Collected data
__________________________________________________

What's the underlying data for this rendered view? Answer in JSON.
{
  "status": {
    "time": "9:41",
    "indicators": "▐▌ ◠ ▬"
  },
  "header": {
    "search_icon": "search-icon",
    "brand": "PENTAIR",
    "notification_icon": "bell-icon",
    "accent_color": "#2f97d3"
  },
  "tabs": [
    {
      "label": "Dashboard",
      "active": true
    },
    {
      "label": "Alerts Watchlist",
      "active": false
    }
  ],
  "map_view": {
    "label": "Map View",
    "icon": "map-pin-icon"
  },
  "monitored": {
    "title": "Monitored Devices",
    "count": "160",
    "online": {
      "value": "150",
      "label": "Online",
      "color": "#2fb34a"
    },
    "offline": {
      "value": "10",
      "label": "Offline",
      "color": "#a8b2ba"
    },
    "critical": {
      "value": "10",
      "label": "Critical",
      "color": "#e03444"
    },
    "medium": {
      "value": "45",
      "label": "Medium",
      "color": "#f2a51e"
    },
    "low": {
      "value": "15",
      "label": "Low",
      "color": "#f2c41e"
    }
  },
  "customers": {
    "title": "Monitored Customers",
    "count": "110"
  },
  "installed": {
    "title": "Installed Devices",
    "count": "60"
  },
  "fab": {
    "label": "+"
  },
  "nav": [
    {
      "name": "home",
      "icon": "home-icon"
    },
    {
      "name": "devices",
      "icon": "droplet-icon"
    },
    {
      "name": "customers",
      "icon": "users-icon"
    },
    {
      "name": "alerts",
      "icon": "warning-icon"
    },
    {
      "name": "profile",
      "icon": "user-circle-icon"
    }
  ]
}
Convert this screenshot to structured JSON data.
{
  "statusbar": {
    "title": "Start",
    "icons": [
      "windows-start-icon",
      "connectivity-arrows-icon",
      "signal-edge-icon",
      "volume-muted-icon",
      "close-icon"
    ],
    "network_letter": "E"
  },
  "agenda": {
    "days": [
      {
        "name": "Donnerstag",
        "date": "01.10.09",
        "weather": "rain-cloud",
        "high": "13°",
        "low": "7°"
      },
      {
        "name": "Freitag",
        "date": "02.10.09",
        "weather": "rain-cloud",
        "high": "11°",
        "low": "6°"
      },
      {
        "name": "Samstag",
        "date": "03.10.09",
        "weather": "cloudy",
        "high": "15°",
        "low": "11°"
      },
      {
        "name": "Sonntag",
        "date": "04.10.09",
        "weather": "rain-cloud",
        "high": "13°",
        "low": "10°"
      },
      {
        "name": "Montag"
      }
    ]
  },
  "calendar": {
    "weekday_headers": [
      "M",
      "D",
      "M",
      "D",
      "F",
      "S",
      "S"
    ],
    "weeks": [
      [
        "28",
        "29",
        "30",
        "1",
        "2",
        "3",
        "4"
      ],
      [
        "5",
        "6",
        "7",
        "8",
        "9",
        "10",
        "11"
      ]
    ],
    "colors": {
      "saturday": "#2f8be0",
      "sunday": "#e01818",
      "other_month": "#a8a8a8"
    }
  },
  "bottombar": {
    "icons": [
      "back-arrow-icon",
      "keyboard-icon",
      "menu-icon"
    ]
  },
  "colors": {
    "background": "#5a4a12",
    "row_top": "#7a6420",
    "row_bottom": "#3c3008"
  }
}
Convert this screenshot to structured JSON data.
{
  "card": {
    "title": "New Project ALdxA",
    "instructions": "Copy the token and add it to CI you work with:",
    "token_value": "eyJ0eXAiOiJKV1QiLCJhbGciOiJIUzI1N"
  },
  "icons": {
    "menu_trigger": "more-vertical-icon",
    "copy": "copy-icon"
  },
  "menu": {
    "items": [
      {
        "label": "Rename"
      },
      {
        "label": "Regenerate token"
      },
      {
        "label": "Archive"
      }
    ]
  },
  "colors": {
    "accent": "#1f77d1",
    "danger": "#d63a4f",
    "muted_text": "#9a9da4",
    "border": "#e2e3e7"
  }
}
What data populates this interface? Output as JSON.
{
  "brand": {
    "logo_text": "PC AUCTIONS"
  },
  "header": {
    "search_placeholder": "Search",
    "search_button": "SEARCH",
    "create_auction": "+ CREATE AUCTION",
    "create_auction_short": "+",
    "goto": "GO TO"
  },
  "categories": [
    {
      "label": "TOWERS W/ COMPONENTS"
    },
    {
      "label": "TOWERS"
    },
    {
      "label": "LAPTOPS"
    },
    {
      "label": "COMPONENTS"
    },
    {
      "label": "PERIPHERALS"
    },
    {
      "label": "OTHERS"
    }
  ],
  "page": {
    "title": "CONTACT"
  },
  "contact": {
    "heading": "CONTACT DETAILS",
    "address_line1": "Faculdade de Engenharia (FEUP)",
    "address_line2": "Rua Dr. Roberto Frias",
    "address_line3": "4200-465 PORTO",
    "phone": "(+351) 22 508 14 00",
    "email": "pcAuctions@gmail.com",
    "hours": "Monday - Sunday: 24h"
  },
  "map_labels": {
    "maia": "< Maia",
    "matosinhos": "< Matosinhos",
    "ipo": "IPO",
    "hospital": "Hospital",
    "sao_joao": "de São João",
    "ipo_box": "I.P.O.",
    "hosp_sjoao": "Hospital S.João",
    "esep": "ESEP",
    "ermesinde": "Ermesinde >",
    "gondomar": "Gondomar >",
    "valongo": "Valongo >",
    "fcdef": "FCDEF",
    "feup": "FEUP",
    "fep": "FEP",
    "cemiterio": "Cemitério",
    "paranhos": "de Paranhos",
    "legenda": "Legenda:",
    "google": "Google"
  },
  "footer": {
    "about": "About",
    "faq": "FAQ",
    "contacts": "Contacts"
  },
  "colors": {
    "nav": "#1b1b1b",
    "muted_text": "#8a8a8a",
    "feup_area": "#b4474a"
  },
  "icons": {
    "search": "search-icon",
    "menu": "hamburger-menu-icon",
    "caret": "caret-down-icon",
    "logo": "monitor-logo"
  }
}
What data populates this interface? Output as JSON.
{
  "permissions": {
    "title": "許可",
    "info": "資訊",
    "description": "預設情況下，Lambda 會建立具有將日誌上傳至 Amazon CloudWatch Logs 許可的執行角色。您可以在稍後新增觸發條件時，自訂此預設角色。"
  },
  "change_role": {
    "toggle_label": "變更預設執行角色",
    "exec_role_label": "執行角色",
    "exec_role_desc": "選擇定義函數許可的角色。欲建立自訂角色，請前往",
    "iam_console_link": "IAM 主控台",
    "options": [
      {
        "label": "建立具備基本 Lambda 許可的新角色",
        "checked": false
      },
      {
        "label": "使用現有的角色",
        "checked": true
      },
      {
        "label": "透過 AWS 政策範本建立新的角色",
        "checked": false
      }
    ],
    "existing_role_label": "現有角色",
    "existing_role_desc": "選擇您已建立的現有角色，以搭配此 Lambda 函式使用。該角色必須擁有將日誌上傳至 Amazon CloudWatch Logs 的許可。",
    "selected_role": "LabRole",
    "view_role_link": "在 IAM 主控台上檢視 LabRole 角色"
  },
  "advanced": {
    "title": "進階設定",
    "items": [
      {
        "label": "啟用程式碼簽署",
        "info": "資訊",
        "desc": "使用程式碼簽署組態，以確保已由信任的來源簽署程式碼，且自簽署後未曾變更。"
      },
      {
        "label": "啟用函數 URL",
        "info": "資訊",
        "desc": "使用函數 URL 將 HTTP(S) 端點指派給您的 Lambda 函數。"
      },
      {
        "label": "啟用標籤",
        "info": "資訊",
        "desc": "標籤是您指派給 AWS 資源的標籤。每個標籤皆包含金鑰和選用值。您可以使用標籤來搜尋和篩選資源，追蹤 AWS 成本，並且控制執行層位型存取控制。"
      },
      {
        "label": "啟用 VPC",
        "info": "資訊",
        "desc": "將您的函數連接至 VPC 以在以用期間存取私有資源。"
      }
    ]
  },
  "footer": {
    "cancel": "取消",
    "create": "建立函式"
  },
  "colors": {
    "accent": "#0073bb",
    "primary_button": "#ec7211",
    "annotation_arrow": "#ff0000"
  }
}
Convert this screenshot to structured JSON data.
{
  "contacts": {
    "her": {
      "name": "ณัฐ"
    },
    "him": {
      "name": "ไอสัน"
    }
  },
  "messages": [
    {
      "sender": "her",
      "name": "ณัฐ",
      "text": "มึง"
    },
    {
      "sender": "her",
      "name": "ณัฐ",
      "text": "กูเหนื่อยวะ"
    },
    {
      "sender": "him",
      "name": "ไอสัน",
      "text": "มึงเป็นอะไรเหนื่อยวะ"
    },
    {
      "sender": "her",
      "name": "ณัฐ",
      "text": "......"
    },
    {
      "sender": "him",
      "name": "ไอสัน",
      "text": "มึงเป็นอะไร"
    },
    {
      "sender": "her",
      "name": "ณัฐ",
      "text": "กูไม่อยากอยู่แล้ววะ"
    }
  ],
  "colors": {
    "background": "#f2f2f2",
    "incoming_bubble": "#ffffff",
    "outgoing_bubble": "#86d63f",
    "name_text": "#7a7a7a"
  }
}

__________________________________________________

Read the entries above, then pull out the lines that include "background".

    "background": "#5a4a12",
    "background": "#f2f2f2",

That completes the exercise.